START

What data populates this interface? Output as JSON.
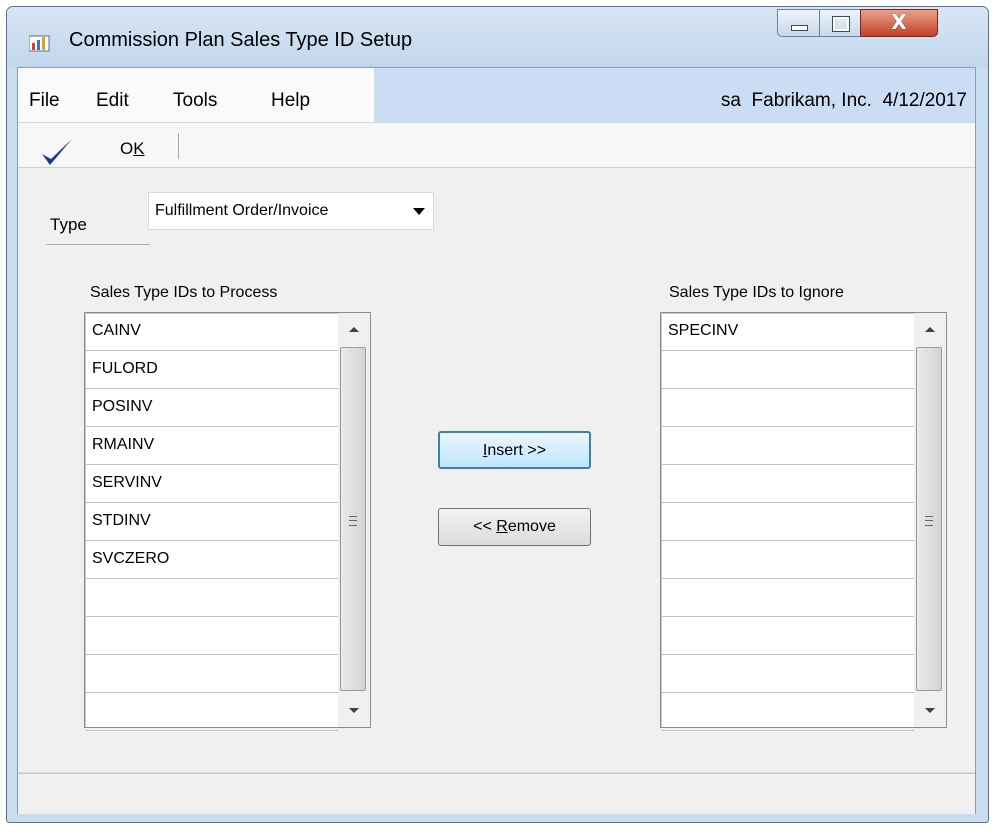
{
  "window": {
    "title": "Commission Plan Sales Type ID Setup",
    "close_glyph": "X",
    "icons": [
      "app-chart-icon",
      "minimize-icon",
      "maximize-icon",
      "close-icon"
    ]
  },
  "menu": {
    "items": [
      "File",
      "Edit",
      "Tools",
      "Help"
    ],
    "company_info": "sa  Fabrikam, Inc.  4/12/2017"
  },
  "toolbar": {
    "ok_label_prefix": "O",
    "ok_label_underlined": "K",
    "ok_icon": "checkmark-icon"
  },
  "form": {
    "type_label": "Type",
    "type_value": "Fulfillment Order/Invoice",
    "process_caption": "Sales Type IDs to Process",
    "ignore_caption": "Sales Type IDs to Ignore",
    "process_items": [
      "CAINV",
      "FULORD",
      "POSINV",
      "RMAINV",
      "SERVINV",
      "STDINV",
      "SVCZERO"
    ],
    "ignore_items": [
      "SPECINV"
    ],
    "insert_button": {
      "underlined": "I",
      "rest": "nsert >>"
    },
    "remove_button": {
      "prefix": "<< ",
      "underlined": "R",
      "rest": "emove"
    }
  },
  "colors": {
    "accent": "#cbdcf5",
    "focus_border": "#3c7fb1",
    "check": "#1b3a8c"
  }
}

END

Task objective — Set the entries down again exactly. Do not include the images.

Answer in full —
What data populates this interface? Output as JSON.
{
  "window": {
    "title": "Commission Plan Sales Type ID Setup",
    "close_glyph": "X",
    "icons": [
      "app-chart-icon",
      "minimize-icon",
      "maximize-icon",
      "close-icon"
    ]
  },
  "menu": {
    "items": [
      "File",
      "Edit",
      "Tools",
      "Help"
    ],
    "company_info": "sa  Fabrikam, Inc.  4/12/2017"
  },
  "toolbar": {
    "ok_label_prefix": "O",
    "ok_label_underlined": "K",
    "ok_icon": "checkmark-icon"
  },
  "form": {
    "type_label": "Type",
    "type_value": "Fulfillment Order/Invoice",
    "process_caption": "Sales Type IDs to Process",
    "ignore_caption": "Sales Type IDs to Ignore",
    "process_items": [
      "CAINV",
      "FULORD",
      "POSINV",
      "RMAINV",
      "SERVINV",
      "STDINV",
      "SVCZERO"
    ],
    "ignore_items": [
      "SPECINV"
    ],
    "insert_button": {
      "underlined": "I",
      "rest": "nsert >>"
    },
    "remove_button": {
      "prefix": "<< ",
      "underlined": "R",
      "rest": "emove"
    }
  },
  "colors": {
    "accent": "#cbdcf5",
    "focus_border": "#3c7fb1",
    "check": "#1b3a8c"
  }
}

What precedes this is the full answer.